:: REQUIREMENTS ::
List the lines of this listing that hold the word "among".

:: DATA SHOWN ::
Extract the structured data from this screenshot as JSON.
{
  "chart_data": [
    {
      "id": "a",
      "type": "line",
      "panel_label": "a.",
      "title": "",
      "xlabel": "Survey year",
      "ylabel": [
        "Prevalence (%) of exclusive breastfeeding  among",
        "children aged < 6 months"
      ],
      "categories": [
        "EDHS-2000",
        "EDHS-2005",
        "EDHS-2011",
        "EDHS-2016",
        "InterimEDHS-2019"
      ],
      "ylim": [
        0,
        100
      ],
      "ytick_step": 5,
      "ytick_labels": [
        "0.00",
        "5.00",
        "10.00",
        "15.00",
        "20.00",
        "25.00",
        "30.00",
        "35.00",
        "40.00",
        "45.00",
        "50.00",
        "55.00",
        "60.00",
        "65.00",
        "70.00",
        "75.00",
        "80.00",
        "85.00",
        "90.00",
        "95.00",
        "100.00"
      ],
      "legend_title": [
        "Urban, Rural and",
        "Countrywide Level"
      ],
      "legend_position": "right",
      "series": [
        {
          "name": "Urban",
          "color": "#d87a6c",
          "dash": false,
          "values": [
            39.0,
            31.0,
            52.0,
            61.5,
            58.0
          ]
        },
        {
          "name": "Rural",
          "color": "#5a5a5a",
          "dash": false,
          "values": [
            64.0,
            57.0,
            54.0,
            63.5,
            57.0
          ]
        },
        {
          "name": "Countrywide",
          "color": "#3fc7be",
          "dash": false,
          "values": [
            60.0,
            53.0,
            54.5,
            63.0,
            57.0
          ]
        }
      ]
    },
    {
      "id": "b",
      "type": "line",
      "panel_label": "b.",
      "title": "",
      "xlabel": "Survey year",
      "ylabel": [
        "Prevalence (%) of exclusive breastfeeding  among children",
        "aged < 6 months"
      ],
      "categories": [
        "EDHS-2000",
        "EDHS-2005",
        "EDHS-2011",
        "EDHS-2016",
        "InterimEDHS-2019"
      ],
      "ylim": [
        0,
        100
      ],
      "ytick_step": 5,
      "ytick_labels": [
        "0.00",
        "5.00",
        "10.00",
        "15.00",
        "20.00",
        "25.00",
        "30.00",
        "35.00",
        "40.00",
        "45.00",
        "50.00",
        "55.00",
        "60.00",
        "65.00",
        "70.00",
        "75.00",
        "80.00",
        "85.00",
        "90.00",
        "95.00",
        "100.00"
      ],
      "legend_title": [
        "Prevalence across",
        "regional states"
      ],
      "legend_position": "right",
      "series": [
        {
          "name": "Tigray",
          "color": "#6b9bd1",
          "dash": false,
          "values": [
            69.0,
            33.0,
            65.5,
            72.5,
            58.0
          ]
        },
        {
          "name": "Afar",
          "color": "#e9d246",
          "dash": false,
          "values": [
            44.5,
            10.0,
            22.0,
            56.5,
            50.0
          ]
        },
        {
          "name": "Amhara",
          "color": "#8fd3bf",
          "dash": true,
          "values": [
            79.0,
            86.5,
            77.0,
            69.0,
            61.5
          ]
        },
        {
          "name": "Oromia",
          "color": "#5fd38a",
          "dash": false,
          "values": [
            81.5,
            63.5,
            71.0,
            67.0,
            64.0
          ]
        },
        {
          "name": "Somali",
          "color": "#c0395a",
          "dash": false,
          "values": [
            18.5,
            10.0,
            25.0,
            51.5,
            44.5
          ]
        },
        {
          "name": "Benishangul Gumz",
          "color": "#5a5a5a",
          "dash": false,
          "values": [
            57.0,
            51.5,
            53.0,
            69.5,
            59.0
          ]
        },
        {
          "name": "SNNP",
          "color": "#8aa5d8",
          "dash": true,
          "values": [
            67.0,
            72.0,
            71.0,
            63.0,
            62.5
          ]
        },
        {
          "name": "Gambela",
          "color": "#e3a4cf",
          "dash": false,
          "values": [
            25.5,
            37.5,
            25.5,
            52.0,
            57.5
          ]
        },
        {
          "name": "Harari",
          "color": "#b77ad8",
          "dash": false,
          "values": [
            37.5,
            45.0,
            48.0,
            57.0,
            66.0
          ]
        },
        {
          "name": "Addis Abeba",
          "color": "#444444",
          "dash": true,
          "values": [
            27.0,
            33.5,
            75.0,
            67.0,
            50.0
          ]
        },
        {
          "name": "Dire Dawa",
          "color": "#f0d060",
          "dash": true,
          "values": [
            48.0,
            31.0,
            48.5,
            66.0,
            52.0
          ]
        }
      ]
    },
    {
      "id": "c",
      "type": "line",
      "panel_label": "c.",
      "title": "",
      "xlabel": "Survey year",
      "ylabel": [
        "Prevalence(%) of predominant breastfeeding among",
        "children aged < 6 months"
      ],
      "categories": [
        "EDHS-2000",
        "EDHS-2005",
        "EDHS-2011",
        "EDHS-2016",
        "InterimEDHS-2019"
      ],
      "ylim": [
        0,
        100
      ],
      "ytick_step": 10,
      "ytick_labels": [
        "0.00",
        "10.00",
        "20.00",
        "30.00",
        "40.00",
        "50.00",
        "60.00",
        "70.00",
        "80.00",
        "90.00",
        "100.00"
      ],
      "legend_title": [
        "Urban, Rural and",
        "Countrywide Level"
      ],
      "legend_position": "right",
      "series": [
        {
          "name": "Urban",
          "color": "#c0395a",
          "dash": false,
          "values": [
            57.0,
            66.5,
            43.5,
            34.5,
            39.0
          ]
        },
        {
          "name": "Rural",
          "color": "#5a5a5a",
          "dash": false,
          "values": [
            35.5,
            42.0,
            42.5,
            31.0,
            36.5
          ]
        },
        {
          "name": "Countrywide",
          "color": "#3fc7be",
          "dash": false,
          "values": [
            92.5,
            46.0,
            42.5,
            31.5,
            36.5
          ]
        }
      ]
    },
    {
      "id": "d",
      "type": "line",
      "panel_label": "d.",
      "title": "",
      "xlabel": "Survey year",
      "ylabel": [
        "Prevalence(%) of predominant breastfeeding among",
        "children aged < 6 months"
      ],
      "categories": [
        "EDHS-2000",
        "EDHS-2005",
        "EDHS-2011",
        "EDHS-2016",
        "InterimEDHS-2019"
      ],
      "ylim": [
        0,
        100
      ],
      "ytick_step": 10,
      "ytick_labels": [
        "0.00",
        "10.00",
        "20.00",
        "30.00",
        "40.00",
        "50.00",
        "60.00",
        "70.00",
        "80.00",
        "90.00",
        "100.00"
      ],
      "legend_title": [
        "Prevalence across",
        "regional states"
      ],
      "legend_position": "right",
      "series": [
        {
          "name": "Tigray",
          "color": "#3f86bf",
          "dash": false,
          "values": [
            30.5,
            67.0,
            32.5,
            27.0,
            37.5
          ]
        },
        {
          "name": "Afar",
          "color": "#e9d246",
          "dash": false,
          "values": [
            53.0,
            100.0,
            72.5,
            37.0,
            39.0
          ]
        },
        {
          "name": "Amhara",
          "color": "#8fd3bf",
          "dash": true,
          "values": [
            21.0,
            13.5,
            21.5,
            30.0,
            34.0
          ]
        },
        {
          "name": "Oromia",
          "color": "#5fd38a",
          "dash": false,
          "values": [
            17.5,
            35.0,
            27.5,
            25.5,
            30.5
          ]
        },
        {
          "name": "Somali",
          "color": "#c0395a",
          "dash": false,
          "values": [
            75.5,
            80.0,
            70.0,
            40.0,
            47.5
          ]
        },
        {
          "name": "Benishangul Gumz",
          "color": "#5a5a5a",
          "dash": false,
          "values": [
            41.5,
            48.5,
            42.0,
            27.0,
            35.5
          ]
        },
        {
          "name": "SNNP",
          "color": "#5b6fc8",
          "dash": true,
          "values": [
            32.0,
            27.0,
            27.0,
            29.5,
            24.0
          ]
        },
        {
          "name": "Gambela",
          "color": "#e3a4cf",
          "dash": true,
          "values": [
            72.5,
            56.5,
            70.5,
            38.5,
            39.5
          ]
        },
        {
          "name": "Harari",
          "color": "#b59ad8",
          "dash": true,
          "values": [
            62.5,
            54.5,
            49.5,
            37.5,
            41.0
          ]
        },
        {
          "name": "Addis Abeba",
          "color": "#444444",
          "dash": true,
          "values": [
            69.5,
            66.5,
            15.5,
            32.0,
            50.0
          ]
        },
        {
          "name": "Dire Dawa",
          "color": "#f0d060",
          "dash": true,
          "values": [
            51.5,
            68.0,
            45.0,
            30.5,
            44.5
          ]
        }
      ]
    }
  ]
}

:: SOLUTION ::
        "Prevalence (%) of exclusive breastfeeding  among",
        "Prevalence (%) of exclusive breastfeeding  among children",
        "Prevalence(%) of predominant breastfeeding among",
        "Prevalence(%) of predominant breastfeeding among",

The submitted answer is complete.